◆ **TASK TO COMPLETE**: Recast each line of the listing below as a Markdown table with the columns Row and Line, numbering the rows and omitting any blank lines.

━━━━━━

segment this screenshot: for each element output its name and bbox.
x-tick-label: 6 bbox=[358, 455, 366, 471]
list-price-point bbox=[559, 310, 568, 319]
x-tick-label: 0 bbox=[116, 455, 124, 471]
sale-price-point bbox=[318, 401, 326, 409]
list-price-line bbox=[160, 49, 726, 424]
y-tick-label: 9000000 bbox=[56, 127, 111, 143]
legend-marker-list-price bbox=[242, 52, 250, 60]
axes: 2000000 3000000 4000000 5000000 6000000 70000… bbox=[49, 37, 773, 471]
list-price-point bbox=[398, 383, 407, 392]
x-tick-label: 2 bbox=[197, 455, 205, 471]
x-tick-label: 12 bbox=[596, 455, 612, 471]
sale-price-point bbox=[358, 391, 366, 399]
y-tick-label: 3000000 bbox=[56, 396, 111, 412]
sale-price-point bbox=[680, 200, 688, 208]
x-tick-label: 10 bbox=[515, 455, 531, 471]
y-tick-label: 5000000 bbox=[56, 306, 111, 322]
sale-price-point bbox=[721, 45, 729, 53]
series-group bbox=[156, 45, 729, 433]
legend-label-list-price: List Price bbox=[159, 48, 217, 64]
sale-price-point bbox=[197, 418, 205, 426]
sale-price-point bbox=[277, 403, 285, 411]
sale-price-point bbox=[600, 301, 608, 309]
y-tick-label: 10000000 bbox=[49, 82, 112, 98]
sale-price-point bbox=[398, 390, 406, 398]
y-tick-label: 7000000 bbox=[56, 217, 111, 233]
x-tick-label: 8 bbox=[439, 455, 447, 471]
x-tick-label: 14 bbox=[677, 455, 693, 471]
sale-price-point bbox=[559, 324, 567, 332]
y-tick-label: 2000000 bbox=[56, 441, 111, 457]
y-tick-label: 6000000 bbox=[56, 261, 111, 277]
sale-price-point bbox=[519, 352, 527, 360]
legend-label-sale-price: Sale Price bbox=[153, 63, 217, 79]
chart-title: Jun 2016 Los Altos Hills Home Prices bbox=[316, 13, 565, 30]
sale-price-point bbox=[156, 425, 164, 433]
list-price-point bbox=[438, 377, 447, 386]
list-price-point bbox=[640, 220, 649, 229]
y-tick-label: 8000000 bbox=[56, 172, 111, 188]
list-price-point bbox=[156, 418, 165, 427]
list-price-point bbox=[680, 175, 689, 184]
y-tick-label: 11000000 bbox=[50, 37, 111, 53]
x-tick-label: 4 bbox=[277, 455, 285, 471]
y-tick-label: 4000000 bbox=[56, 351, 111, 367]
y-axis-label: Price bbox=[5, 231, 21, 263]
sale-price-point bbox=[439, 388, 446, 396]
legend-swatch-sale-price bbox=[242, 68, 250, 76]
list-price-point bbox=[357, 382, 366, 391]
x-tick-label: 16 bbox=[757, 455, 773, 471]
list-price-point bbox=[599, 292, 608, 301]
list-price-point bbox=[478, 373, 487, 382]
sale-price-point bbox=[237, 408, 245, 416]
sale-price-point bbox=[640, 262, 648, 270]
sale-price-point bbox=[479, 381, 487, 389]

━━━━━━

◆ **EXERCISE RESULT**:
| Row | Line |
|---|---|
| 1 | segment this screenshot: for each element output its name and bbox. |
| 2 | x-tick-label: 6 bbox=[358, 455, 366, 471] |
| 3 | list-price-point bbox=[559, 310, 568, 319] |
| 4 | x-tick-label: 0 bbox=[116, 455, 124, 471] |
| 5 | sale-price-point bbox=[318, 401, 326, 409] |
| 6 | list-price-line bbox=[160, 49, 726, 424] |
| 7 | y-tick-label: 9000000 bbox=[56, 127, 111, 143] |
| 8 | legend-marker-list-price bbox=[242, 52, 250, 60] |
| 9 | axes: 2000000 3000000 4000000 5000000 6000000 70000… bbox=[49, 37, 773, 471] |
| 10 | list-price-point bbox=[398, 383, 407, 392] |
| 11 | x-tick-label: 2 bbox=[197, 455, 205, 471] |
| 12 | x-tick-label: 12 bbox=[596, 455, 612, 471] |
| 13 | sale-price-point bbox=[358, 391, 366, 399] |
| 14 | y-tick-label: 3000000 bbox=[56, 396, 111, 412] |
| 15 | sale-price-point bbox=[680, 200, 688, 208] |
| 16 | x-tick-label: 10 bbox=[515, 455, 531, 471] |
| 17 | y-tick-label: 5000000 bbox=[56, 306, 111, 322] |
| 18 | sale-price-point bbox=[721, 45, 729, 53] |
| 19 | series-group bbox=[156, 45, 729, 433] |
| 20 | legend-label-list-price: List Price bbox=[159, 48, 217, 64] |
| 21 | sale-price-point bbox=[197, 418, 205, 426] |
| 22 | sale-price-point bbox=[277, 403, 285, 411] |
| 23 | sale-price-point bbox=[600, 301, 608, 309] |
| 24 | y-tick-label: 10000000 bbox=[49, 82, 112, 98] |
| 25 | sale-price-point bbox=[398, 390, 406, 398] |
| 26 | y-tick-label: 7000000 bbox=[56, 217, 111, 233] |
| 27 | x-tick-label: 8 bbox=[439, 455, 447, 471] |
| 28 | x-tick-label: 14 bbox=[677, 455, 693, 471] |
| 29 | sale-price-point bbox=[559, 324, 567, 332] |
| 30 | y-tick-label: 2000000 bbox=[56, 441, 111, 457] |
| 31 | y-tick-label: 6000000 bbox=[56, 261, 111, 277] |
| 32 | sale-price-point bbox=[519, 352, 527, 360] |
| 33 | legend-label-sale-price: Sale Price bbox=[153, 63, 217, 79] |
| 34 | chart-title: Jun 2016 Los Altos Hills Home Prices bbox=[316, 13, 565, 30] |
| 35 | sale-price-point bbox=[156, 425, 164, 433] |
| 36 | list-price-point bbox=[438, 377, 447, 386] |
| 37 | list-price-point bbox=[640, 220, 649, 229] |
| 38 | y-tick-label: 8000000 bbox=[56, 172, 111, 188] |
| 39 | list-price-point bbox=[156, 418, 165, 427] |
| 40 | list-price-point bbox=[680, 175, 689, 184] |
| 41 | y-tick-label: 11000000 bbox=[50, 37, 111, 53] |
| 42 | x-tick-label: 4 bbox=[277, 455, 285, 471] |
| 43 | y-tick-label: 4000000 bbox=[56, 351, 111, 367] |
| 44 | y-axis-label: Price bbox=[5, 231, 21, 263] |
| 45 | sale-price-point bbox=[439, 388, 446, 396] |
| 46 | legend-swatch-sale-price bbox=[242, 68, 250, 76] |
| 47 | list-price-point bbox=[357, 382, 366, 391] |
| 48 | x-tick-label: 16 bbox=[757, 455, 773, 471] |
| 49 | list-price-point bbox=[599, 292, 608, 301] |
| 50 | list-price-point bbox=[478, 373, 487, 382] |
| 51 | sale-price-point bbox=[237, 408, 245, 416] |
| 52 | sale-price-point bbox=[640, 262, 648, 270] |
| 53 | sale-price-point bbox=[479, 381, 487, 389] |